WHAT YOU SHOULD DO
Extract every line of the material that holds the string "ГОКУ".

RECORDS SHOWN
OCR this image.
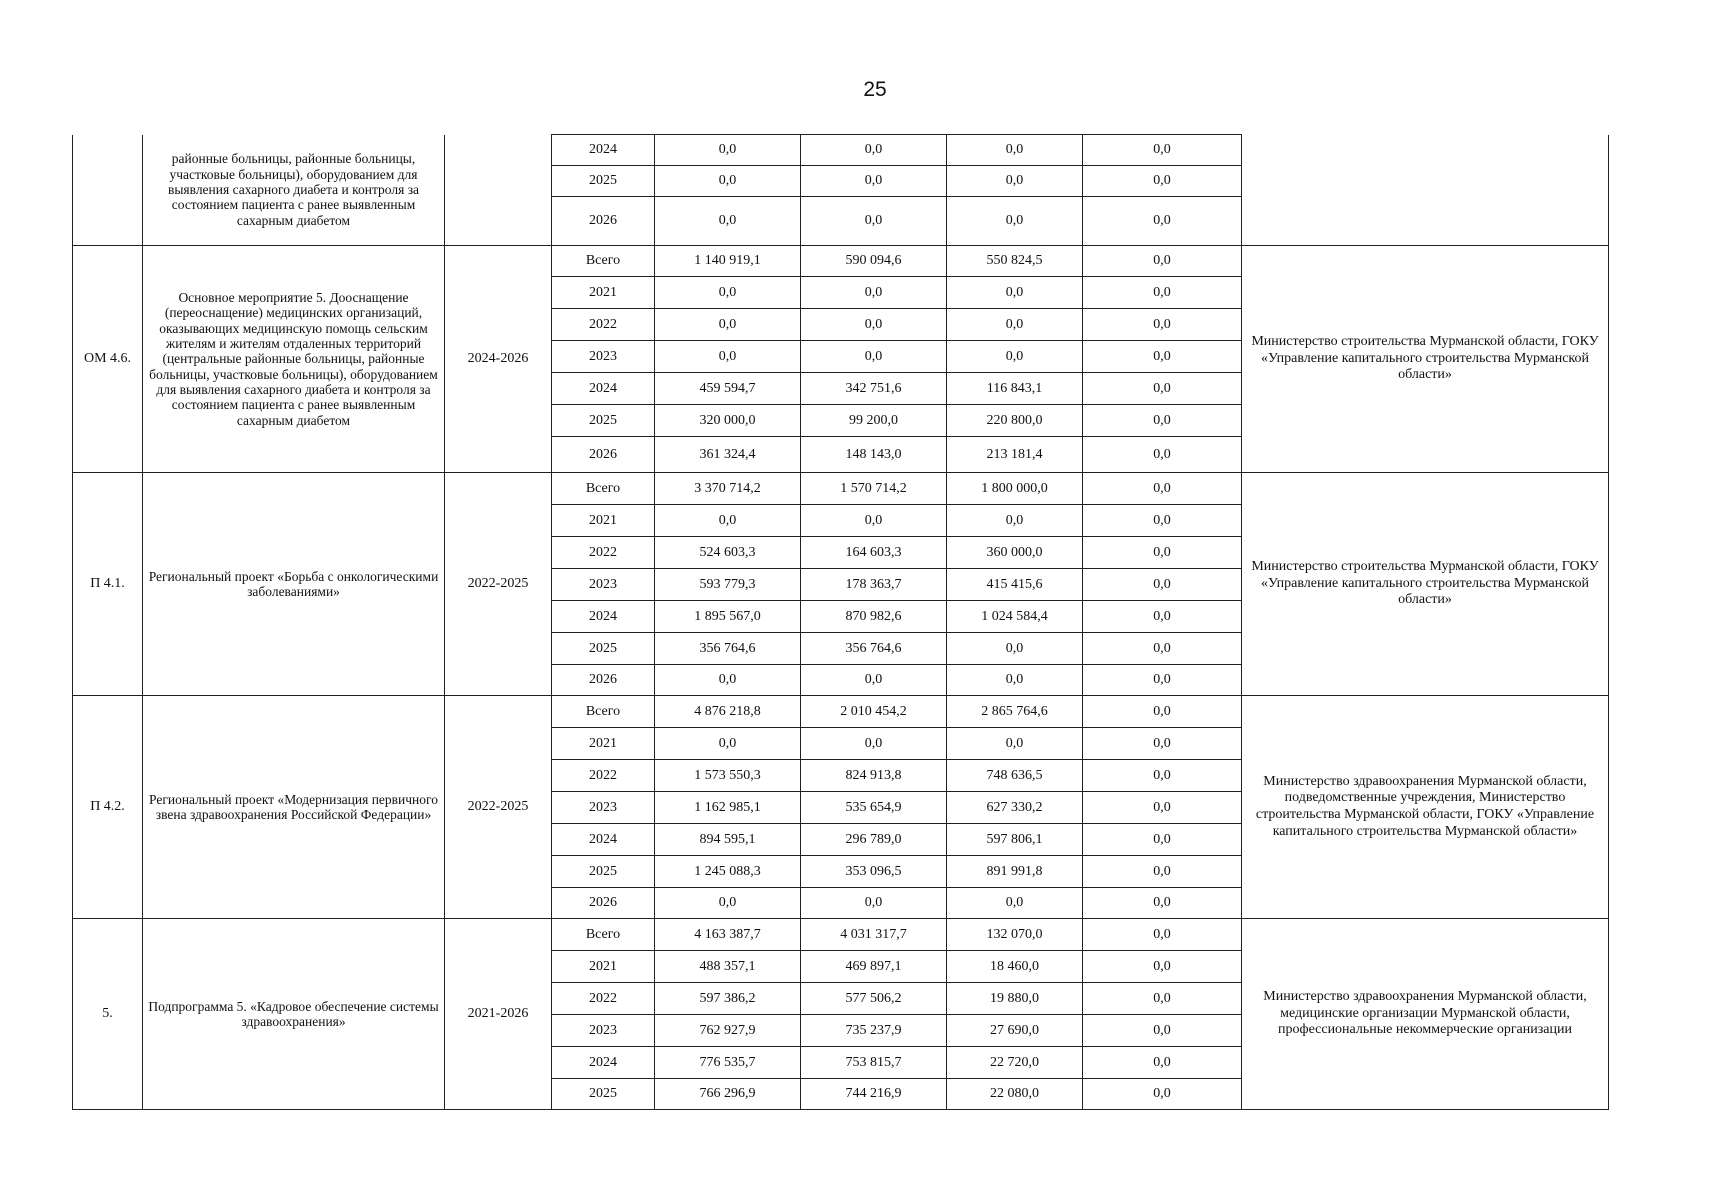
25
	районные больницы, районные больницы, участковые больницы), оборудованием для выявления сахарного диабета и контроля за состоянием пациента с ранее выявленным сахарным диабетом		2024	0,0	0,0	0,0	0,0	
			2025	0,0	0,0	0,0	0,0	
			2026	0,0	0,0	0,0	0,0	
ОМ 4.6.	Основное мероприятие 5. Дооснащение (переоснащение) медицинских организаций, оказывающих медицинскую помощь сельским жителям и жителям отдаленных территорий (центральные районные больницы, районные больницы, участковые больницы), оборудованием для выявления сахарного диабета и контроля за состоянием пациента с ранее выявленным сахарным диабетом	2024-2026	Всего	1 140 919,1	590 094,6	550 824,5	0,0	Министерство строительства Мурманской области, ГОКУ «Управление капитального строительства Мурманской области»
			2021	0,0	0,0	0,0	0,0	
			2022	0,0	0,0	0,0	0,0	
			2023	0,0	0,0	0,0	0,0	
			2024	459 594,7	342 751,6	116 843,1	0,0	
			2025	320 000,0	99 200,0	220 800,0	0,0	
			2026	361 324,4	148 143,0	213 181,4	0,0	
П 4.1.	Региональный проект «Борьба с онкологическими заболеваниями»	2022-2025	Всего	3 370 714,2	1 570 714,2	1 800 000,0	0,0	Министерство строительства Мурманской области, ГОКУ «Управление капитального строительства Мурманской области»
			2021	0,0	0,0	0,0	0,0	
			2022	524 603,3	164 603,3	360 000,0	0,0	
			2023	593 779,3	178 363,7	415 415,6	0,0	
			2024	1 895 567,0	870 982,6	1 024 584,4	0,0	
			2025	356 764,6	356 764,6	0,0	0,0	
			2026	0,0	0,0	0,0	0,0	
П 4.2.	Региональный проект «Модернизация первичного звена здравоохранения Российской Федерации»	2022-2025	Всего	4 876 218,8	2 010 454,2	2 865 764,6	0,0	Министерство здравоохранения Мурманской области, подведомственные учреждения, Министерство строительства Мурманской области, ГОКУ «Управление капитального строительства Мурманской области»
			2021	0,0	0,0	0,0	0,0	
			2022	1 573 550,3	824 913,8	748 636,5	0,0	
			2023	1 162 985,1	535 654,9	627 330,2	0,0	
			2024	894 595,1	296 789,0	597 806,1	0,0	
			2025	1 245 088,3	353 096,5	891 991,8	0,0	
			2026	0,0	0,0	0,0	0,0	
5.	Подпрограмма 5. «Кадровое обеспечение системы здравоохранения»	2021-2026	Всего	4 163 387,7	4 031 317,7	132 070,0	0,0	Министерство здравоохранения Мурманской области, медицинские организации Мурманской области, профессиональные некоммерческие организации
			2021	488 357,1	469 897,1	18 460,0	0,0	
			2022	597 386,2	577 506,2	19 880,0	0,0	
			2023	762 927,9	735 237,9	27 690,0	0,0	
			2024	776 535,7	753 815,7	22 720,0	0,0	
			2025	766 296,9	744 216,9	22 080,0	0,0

RESULT FOR THIS TASK
ОМ 4.6.	Основное мероприятие 5. Дооснащение (переоснащение) медицинских организаций, оказывающих медицинскую помощь сельским жителям и жителям отдаленных территорий (центральные районные больницы, районные больницы, участковые больницы), оборудованием для выявления сахарного диабета и контроля за состоянием пациента с ранее выявленным сахарным диабетом	2024-2026	Всего	1 140 919,1	590 094,6	550 824,5	0,0	Министерство строительства Мурманской области, ГОКУ «Управление капитального строительства Мурманской области»
П 4.1.	Региональный проект «Борьба с онкологическими заболеваниями»	2022-2025	Всего	3 370 714,2	1 570 714,2	1 800 000,0	0,0	Министерство строительства Мурманской области, ГОКУ «Управление капитального строительства Мурманской области»
П 4.2.	Региональный проект «Модернизация первичного звена здравоохранения Российской Федерации»	2022-2025	Всего	4 876 218,8	2 010 454,2	2 865 764,6	0,0	Министерство здравоохранения Мурманской области, подведомственные учреждения, Министерство строительства Мурманской области, ГОКУ «Управление капитального строительства Мурманской области»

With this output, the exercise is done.